**EXERCISE**
Find every line in the records below that holds the word "Axis", and copy it out.

* * * * * * * * *

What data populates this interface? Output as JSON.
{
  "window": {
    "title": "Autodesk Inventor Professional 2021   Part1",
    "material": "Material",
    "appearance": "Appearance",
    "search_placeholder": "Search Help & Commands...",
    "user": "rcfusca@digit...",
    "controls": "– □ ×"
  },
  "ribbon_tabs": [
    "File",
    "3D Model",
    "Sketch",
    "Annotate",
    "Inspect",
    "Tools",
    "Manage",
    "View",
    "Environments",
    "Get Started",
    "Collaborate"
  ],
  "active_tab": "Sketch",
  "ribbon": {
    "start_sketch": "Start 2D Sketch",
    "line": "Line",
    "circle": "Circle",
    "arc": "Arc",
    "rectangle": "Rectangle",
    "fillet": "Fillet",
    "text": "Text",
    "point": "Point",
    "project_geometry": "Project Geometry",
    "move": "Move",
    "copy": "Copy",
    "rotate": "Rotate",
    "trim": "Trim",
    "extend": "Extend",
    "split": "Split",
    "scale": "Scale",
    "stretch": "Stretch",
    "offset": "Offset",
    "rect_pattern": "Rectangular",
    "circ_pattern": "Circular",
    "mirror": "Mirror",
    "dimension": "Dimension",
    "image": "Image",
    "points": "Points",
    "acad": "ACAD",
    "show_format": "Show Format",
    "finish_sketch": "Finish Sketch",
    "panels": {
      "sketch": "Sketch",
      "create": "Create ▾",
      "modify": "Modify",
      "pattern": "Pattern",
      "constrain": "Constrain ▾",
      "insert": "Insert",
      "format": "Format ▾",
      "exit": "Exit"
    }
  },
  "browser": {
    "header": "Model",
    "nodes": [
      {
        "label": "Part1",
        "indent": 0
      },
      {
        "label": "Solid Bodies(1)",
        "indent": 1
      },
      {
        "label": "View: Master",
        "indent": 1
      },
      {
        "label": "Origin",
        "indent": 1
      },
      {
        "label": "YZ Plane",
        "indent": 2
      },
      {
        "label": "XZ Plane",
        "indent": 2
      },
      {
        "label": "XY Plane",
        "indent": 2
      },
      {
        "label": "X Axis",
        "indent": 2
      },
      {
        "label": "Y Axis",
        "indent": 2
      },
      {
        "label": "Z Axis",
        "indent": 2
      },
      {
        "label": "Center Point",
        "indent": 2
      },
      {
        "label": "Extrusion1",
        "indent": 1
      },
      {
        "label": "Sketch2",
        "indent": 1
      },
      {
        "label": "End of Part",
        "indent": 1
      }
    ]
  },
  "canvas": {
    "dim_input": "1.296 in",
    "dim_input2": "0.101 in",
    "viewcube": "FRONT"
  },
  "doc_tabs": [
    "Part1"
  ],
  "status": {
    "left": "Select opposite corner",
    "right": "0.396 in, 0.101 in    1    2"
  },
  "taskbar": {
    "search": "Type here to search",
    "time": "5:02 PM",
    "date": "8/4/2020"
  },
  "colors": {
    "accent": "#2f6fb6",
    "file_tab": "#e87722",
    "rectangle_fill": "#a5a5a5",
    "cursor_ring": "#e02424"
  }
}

* * * * * * * * *

**COMPLETED TASK**
        "label": "X Axis",
        "label": "Y Axis",
        "label": "Z Axis",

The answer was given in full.